● **GOAL**: Set down the records once more, please, exactly and with the pictures left out.
^^^^^^^^^^^^^^^^
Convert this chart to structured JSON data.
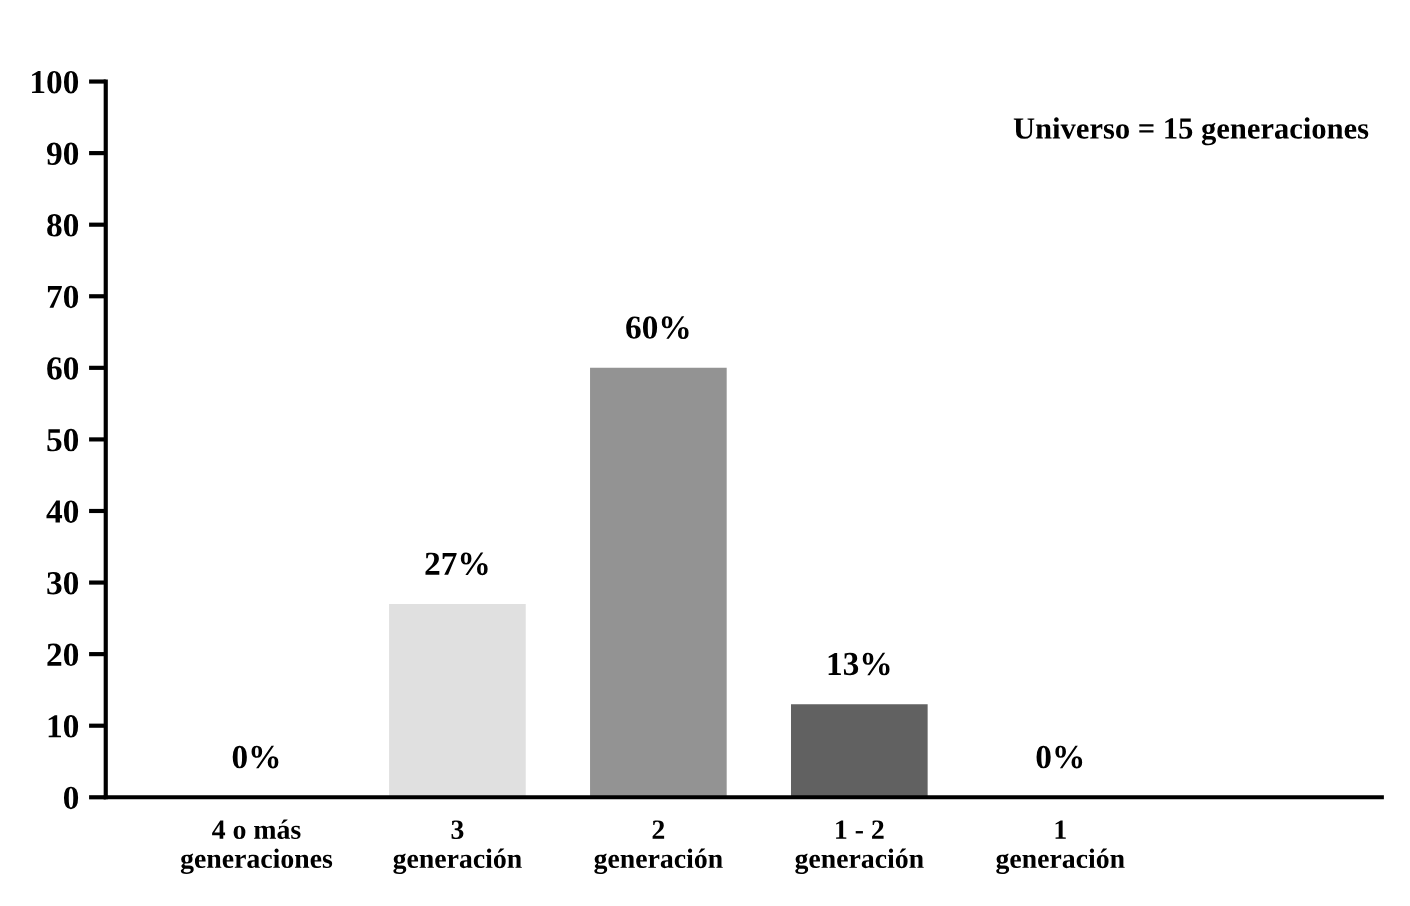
{
  "chart_data": {
    "type": "bar",
    "categories": [
      "4 o más\ngeneraciones",
      "3\ngeneración",
      "2\ngeneración",
      "1 - 2\ngeneración",
      "1\ngeneración"
    ],
    "values": [
      0,
      27,
      60,
      13,
      0
    ],
    "colors": [
      "#e0e0e0",
      "#e0e0e0",
      "#939393",
      "#616161",
      "#616161"
    ],
    "value_labels": [
      "0%",
      "27%",
      "60%",
      "13%",
      "0%"
    ],
    "ylim": [
      0,
      100
    ],
    "yticks": [
      0,
      10,
      20,
      30,
      40,
      50,
      60,
      70,
      80,
      90,
      100
    ],
    "grid": false,
    "legend": false,
    "annotations": [
      "Universo = 15 generaciones"
    ]
  }
}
^^^^^^^^^^^^^^^^
● **EXERCISE ANSWER**:
Convert this chart to structured JSON data.
{
  "chart_data": {
    "type": "bar",
    "categories": [
      "4 o más\ngeneraciones",
      "3\ngeneración",
      "2\ngeneración",
      "1 - 2\ngeneración",
      "1\ngeneración"
    ],
    "values": [
      0,
      27,
      60,
      13,
      0
    ],
    "colors": [
      "#e0e0e0",
      "#e0e0e0",
      "#939393",
      "#616161",
      "#616161"
    ],
    "value_labels": [
      "0%",
      "27%",
      "60%",
      "13%",
      "0%"
    ],
    "ylim": [
      0,
      100
    ],
    "yticks": [
      0,
      10,
      20,
      30,
      40,
      50,
      60,
      70,
      80,
      90,
      100
    ],
    "grid": false,
    "legend": false,
    "annotations": [
      "Universo = 15 generaciones"
    ]
  }
}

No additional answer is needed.